Source records
┄┄┄┄┄┄┄┄┄┄┄┄┄┄┄┄┄┄┄┄
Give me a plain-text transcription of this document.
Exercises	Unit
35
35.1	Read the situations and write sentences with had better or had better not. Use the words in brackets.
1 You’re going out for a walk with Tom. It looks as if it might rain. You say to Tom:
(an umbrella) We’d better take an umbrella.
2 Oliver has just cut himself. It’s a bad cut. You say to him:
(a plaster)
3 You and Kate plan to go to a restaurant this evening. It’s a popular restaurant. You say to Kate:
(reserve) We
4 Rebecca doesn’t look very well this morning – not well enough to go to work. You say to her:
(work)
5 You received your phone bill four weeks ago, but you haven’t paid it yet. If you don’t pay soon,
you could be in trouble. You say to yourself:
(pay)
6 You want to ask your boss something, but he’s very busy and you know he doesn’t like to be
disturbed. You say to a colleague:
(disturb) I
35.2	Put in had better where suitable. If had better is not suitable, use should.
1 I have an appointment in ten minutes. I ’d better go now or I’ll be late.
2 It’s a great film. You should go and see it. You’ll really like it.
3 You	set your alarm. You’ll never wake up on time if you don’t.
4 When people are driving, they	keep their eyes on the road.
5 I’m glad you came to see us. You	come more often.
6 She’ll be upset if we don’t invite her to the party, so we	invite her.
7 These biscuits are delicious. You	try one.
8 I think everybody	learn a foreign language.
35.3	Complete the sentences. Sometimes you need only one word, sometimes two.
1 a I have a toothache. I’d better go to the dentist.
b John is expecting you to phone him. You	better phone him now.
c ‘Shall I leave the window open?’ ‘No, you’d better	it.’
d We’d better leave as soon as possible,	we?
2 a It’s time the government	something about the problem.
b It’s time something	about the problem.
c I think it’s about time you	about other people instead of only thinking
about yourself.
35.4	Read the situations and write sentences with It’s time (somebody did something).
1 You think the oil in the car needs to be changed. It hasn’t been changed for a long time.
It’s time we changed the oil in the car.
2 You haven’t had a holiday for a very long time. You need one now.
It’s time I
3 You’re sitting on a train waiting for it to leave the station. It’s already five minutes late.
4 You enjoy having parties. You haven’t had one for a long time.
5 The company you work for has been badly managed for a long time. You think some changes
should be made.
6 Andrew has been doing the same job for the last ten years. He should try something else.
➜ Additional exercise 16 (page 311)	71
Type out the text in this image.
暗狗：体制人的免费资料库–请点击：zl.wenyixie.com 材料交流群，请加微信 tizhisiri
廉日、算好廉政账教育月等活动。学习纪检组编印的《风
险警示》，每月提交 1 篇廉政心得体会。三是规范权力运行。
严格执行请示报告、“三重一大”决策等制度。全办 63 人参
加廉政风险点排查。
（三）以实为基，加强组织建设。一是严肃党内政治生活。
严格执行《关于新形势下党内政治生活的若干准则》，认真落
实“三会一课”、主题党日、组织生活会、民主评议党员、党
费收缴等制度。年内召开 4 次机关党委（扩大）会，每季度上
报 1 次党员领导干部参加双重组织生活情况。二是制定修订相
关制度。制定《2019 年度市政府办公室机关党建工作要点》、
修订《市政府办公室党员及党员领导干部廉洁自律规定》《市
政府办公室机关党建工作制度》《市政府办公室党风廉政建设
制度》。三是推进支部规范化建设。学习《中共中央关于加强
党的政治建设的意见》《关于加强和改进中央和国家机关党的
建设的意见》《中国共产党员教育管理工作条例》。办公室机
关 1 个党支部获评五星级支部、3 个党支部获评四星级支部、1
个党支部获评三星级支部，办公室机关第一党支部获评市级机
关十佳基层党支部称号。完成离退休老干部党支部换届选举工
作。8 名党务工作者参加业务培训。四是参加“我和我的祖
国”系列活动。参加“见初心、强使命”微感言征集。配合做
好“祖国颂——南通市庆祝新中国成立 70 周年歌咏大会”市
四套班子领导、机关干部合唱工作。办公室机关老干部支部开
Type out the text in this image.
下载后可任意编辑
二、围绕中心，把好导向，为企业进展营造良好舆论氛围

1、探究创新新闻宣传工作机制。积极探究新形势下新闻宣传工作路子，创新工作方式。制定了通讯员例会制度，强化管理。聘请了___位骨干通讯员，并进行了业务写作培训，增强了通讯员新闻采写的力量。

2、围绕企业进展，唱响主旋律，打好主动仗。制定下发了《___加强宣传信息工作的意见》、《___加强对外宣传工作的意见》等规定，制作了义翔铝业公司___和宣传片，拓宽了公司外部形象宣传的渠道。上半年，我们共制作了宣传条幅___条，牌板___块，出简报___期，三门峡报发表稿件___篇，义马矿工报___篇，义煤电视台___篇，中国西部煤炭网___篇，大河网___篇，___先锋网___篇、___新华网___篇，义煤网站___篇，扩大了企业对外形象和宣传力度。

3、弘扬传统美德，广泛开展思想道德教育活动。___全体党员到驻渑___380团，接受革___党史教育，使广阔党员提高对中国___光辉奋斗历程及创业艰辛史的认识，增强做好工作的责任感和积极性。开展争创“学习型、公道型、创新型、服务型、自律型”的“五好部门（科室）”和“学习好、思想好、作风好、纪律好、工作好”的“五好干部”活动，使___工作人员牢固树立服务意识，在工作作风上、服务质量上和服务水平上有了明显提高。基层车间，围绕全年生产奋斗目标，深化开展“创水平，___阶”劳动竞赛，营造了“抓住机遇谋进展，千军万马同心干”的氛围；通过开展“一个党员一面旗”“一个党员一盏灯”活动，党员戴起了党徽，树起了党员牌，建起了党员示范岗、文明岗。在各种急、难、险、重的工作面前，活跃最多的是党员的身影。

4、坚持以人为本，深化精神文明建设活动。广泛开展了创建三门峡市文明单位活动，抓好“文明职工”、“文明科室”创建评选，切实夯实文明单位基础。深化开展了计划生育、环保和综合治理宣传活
┄┄┄┄┄┄┄┄┄┄┄┄┄┄┄┄┄┄┄┄
Written problem.
Recopy the whole listing exactly.

The reply.
Give me a plain-text transcription of this document.
Exercises	Unit
35
35.1	Read the situations and write sentences with had better or had better not. Use the words in brackets.
1 You’re going out for a walk with Tom. It looks as if it might rain. You say to Tom:
(an umbrella) We’d better take an umbrella.
2 Oliver has just cut himself. It’s a bad cut. You say to him:
(a plaster)
3 You and Kate plan to go to a restaurant this evening. It’s a popular restaurant. You say to Kate:
(reserve) We
4 Rebecca doesn’t look very well this morning – not well enough to go to work. You say to her:
(work)
5 You received your phone bill four weeks ago, but you haven’t paid it yet. If you don’t pay soon,
you could be in trouble. You say to yourself:
(pay)
6 You want to ask your boss something, but he’s very busy and you know he doesn’t like to be
disturbed. You say to a colleague:
(disturb) I
35.2	Put in had better where suitable. If had better is not suitable, use should.
1 I have an appointment in ten minutes. I ’d better go now or I’ll be late.
2 It’s a great film. You should go and see it. You’ll really like it.
3 You	set your alarm. You’ll never wake up on time if you don’t.
4 When people are driving, they	keep their eyes on the road.
5 I’m glad you came to see us. You	come more often.
6 She’ll be upset if we don’t invite her to the party, so we	invite her.
7 These biscuits are delicious. You	try one.
8 I think everybody	learn a foreign language.
35.3	Complete the sentences. Sometimes you need only one word, sometimes two.
1 a I have a toothache. I’d better go to the dentist.
b John is expecting you to phone him. You	better phone him now.
c ‘Shall I leave the window open?’ ‘No, you’d better	it.’
d We’d better leave as soon as possible,	we?
2 a It’s time the government	something about the problem.
b It’s time something	about the problem.
c I think it’s about time you	about other people instead of only thinking
about yourself.
35.4	Read the situations and write sentences with It’s time (somebody did something).
1 You think the oil in the car needs to be changed. It hasn’t been changed for a long time.
It’s time we changed the oil in the car.
2 You haven’t had a holiday for a very long time. You need one now.
It’s time I
3 You’re sitting on a train waiting for it to leave the station. It’s already five minutes late.
4 You enjoy having parties. You haven’t had one for a long time.
5 The company you work for has been badly managed for a long time. You think some changes
should be made.
6 Andrew has been doing the same job for the last ten years. He should try something else.
➜ Additional exercise 16 (page 311)	71
Type out the text in this image.
暗狗：体制人的免费资料库–请点击：zl.wenyixie.com 材料交流群，请加微信 tizhisiri
廉日、算好廉政账教育月等活动。学习纪检组编印的《风
险警示》，每月提交 1 篇廉政心得体会。三是规范权力运行。
严格执行请示报告、“三重一大”决策等制度。全办 63 人参
加廉政风险点排查。
（三）以实为基，加强组织建设。一是严肃党内政治生活。
严格执行《关于新形势下党内政治生活的若干准则》，认真落
实“三会一课”、主题党日、组织生活会、民主评议党员、党
费收缴等制度。年内召开 4 次机关党委（扩大）会，每季度上
报 1 次党员领导干部参加双重组织生活情况。二是制定修订相
关制度。制定《2019 年度市政府办公室机关党建工作要点》、
修订《市政府办公室党员及党员领导干部廉洁自律规定》《市
政府办公室机关党建工作制度》《市政府办公室党风廉政建设
制度》。三是推进支部规范化建设。学习《中共中央关于加强
党的政治建设的意见》《关于加强和改进中央和国家机关党的
建设的意见》《中国共产党员教育管理工作条例》。办公室机
关 1 个党支部获评五星级支部、3 个党支部获评四星级支部、1
个党支部获评三星级支部，办公室机关第一党支部获评市级机
关十佳基层党支部称号。完成离退休老干部党支部换届选举工
作。8 名党务工作者参加业务培训。四是参加“我和我的祖
国”系列活动。参加“见初心、强使命”微感言征集。配合做
好“祖国颂——南通市庆祝新中国成立 70 周年歌咏大会”市
四套班子领导、机关干部合唱工作。办公室机关老干部支部开
Type out the text in this image.
下载后可任意编辑
二、围绕中心，把好导向，为企业进展营造良好舆论氛围

1、探究创新新闻宣传工作机制。积极探究新形势下新闻宣传工作路子，创新工作方式。制定了通讯员例会制度，强化管理。聘请了___位骨干通讯员，并进行了业务写作培训，增强了通讯员新闻采写的力量。

2、围绕企业进展，唱响主旋律，打好主动仗。制定下发了《___加强宣传信息工作的意见》、《___加强对外宣传工作的意见》等规定，制作了义翔铝业公司___和宣传片，拓宽了公司外部形象宣传的渠道。上半年，我们共制作了宣传条幅___条，牌板___块，出简报___期，三门峡报发表稿件___篇，义马矿工报___篇，义煤电视台___篇，中国西部煤炭网___篇，大河网___篇，___先锋网___篇、___新华网___篇，义煤网站___篇，扩大了企业对外形象和宣传力度。

3、弘扬传统美德，广泛开展思想道德教育活动。___全体党员到驻渑___380团，接受革___党史教育，使广阔党员提高对中国___光辉奋斗历程及创业艰辛史的认识，增强做好工作的责任感和积极性。开展争创“学习型、公道型、创新型、服务型、自律型”的“五好部门（科室）”和“学习好、思想好、作风好、纪律好、工作好”的“五好干部”活动，使___工作人员牢固树立服务意识，在工作作风上、服务质量上和服务水平上有了明显提高。基层车间，围绕全年生产奋斗目标，深化开展“创水平，___阶”劳动竞赛，营造了“抓住机遇谋进展，千军万马同心干”的氛围；通过开展“一个党员一面旗”“一个党员一盏灯”活动，党员戴起了党徽，树起了党员牌，建起了党员示范岗、文明岗。在各种急、难、险、重的工作面前，活跃最多的是党员的身影。

4、坚持以人为本，深化精神文明建设活动。广泛开展了创建三门峡市文明单位活动，抓好“文明职工”、“文明科室”创建评选，切实夯实文明单位基础。深化开展了计划生育、环保和综合治理宣传活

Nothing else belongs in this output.